* Stored records
>> Start
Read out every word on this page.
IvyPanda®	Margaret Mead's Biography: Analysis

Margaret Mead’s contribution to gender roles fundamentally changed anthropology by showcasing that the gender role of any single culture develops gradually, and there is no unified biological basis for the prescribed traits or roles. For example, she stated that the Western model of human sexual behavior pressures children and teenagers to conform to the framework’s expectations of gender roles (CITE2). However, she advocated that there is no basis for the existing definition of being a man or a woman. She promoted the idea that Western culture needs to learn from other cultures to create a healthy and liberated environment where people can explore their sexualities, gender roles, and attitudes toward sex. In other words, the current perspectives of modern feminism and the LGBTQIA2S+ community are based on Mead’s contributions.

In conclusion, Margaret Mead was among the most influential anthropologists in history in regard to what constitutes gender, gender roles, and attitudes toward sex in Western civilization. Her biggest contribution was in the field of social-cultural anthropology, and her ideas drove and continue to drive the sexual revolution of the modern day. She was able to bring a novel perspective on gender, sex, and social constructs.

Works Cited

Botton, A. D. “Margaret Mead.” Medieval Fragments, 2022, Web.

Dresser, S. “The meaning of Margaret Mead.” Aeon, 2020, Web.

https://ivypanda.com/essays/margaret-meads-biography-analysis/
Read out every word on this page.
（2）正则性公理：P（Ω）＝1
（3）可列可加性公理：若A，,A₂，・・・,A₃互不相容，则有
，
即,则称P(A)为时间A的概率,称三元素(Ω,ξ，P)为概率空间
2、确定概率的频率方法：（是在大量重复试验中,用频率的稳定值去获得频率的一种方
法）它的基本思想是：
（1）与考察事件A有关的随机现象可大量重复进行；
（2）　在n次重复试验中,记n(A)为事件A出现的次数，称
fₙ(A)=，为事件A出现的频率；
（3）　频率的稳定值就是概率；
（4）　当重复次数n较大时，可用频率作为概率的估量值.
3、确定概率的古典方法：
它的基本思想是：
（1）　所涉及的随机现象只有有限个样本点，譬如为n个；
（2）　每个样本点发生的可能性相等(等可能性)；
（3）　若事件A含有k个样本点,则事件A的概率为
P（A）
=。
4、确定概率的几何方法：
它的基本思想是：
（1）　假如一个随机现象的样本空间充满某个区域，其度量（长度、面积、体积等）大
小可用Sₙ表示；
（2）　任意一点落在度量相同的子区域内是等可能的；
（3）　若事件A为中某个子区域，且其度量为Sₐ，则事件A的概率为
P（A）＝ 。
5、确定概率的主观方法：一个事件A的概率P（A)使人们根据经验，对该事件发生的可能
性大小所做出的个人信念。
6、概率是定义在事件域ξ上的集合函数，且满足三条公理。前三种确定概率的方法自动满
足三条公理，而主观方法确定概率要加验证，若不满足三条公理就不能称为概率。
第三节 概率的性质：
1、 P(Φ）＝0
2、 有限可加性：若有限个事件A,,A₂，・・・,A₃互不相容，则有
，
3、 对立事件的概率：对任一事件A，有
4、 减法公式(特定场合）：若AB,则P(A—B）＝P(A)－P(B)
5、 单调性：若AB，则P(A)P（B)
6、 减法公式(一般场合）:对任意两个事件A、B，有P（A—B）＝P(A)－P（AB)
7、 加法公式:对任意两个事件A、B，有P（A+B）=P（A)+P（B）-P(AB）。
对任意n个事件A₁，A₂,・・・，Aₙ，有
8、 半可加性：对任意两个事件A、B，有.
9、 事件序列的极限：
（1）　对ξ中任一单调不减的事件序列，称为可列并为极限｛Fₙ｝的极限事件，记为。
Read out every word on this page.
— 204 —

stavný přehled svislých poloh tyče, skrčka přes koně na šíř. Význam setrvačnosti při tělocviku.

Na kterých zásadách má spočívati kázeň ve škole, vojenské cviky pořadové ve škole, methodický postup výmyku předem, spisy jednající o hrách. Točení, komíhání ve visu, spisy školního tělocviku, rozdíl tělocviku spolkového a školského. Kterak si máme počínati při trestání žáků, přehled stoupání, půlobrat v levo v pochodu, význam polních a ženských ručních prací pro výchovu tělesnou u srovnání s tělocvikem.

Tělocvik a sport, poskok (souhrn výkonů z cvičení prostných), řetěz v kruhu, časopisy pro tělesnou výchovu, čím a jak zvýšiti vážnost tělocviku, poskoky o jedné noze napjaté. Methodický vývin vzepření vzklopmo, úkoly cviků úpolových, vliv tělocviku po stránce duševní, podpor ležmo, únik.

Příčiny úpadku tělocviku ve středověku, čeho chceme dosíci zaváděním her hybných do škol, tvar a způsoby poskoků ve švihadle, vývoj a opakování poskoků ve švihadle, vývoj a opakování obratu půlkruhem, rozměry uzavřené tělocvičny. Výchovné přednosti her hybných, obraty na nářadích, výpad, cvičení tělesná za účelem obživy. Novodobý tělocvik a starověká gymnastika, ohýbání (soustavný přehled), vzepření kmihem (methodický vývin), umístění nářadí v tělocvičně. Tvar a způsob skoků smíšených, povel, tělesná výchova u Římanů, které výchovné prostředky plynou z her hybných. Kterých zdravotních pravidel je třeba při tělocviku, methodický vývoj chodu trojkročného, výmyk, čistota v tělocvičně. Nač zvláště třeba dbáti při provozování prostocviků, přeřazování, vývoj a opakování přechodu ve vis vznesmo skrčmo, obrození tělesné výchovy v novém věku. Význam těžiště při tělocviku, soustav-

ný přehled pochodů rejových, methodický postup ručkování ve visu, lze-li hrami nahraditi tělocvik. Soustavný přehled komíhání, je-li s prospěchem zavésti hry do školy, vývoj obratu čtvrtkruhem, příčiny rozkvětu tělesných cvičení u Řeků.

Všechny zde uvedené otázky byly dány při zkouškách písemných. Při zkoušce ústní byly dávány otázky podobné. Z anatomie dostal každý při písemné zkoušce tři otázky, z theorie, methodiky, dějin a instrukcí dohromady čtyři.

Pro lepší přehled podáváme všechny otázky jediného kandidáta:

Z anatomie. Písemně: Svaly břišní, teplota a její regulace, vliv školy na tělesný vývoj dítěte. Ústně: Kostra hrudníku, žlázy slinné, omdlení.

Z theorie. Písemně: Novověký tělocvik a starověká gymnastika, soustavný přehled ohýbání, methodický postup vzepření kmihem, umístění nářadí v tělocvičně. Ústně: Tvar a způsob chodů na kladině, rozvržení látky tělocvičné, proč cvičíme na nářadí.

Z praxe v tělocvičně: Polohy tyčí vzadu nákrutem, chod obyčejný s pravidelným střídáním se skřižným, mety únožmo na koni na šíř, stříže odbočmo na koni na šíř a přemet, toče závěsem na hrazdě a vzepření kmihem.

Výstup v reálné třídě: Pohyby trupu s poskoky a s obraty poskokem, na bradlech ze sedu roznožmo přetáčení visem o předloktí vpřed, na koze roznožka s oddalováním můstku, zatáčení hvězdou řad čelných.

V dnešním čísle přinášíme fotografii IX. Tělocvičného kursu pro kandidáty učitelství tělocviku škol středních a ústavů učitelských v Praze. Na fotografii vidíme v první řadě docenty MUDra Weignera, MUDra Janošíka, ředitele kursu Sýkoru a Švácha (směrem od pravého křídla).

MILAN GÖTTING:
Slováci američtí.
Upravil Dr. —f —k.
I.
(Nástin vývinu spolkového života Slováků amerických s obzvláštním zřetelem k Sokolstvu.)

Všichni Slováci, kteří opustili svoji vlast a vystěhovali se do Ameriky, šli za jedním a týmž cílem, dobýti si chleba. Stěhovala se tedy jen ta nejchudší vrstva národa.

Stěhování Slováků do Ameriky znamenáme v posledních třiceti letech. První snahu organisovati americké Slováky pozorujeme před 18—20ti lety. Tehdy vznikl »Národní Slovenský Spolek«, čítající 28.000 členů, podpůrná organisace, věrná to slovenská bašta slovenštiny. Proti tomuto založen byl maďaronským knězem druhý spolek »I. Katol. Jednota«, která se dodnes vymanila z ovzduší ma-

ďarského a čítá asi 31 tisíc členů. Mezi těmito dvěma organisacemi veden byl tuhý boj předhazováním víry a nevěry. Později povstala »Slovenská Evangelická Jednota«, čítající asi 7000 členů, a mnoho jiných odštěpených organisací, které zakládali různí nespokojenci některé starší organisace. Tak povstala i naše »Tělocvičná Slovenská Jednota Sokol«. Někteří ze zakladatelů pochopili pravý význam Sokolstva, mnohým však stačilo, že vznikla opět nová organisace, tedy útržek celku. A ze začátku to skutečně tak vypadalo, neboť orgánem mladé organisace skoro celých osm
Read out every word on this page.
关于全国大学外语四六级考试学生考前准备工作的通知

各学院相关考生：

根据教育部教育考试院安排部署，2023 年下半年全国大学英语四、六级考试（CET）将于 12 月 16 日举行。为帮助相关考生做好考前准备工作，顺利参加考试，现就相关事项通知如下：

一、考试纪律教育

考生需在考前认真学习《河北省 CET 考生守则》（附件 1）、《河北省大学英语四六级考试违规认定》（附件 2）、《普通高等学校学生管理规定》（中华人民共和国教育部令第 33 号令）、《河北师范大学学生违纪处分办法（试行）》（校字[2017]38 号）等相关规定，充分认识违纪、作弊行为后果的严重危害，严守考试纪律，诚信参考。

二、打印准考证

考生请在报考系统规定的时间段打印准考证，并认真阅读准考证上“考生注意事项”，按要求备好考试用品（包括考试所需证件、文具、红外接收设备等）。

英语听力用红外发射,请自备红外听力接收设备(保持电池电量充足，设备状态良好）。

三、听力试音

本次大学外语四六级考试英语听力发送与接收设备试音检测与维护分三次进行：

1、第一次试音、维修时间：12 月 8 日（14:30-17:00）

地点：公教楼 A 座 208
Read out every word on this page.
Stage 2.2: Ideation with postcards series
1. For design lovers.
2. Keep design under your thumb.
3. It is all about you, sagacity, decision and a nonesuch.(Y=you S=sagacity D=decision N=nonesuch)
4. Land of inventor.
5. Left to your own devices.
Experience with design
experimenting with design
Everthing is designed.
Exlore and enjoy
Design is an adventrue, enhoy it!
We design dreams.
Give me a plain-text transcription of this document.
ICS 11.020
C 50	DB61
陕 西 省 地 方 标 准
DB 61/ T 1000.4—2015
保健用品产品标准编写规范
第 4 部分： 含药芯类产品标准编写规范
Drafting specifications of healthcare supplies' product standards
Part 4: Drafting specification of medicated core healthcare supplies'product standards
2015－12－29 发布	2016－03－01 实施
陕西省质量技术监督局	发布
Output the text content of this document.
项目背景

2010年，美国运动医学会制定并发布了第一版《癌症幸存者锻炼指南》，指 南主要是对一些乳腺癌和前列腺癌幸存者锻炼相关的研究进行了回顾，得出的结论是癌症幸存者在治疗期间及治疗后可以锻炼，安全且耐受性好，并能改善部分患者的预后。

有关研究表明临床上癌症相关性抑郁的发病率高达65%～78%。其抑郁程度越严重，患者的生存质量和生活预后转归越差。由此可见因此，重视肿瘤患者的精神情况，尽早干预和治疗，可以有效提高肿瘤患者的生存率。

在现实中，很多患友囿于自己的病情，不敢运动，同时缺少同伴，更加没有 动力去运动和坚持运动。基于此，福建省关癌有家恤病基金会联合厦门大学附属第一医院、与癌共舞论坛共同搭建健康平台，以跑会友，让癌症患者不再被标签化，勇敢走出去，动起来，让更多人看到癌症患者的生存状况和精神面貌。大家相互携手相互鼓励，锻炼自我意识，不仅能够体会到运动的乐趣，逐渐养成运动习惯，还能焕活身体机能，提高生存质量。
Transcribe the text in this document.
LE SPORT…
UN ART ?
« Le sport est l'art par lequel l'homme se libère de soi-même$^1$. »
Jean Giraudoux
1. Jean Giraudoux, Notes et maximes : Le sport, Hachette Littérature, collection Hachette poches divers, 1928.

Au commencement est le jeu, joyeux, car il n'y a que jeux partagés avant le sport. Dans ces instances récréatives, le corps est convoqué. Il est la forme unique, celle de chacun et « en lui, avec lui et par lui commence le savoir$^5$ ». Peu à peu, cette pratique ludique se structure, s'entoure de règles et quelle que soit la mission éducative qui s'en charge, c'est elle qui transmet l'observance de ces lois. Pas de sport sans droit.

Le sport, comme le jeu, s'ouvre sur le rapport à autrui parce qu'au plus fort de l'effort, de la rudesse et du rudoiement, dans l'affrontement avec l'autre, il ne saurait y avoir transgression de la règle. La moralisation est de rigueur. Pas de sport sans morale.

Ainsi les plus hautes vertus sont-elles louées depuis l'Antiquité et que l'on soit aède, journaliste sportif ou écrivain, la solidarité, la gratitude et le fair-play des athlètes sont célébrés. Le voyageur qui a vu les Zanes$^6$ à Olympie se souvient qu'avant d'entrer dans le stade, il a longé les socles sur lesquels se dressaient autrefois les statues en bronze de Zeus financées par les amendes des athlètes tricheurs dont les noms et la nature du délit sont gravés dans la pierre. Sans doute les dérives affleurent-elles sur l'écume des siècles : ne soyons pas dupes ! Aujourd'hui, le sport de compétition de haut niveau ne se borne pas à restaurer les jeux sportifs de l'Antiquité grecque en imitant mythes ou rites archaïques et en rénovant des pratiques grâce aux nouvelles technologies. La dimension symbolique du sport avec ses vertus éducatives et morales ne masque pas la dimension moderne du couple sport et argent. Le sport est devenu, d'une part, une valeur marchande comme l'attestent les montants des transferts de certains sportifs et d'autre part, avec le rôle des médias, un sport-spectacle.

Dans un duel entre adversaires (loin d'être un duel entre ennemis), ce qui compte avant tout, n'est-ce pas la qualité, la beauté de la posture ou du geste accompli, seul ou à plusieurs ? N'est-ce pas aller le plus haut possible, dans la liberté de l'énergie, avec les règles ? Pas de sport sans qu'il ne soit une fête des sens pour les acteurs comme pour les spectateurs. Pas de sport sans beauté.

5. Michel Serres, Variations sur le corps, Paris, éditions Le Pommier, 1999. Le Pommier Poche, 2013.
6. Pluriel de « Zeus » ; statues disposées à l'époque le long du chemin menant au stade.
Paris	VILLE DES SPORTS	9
>> End
* Written problem
Copy the lines from the entries above in which the word "školy" appears.

* Task result
ný přehled pochodů rejových, methodický postup ručkování ve visu, lze-li hrami nahraditi tělocvik. Soustavný přehled komíhání, je-li s prospěchem zavésti hry do školy, vývoj obratu čtvrtkruhem, příčiny rozkvětu tělesných cvičení u Řeků.
Z anatomie. Písemně: Svaly břišní, teplota a její regulace, vliv školy na tělesný vývoj dítěte. Ústně: Kostra hrudníku, žlázy slinné, omdlení.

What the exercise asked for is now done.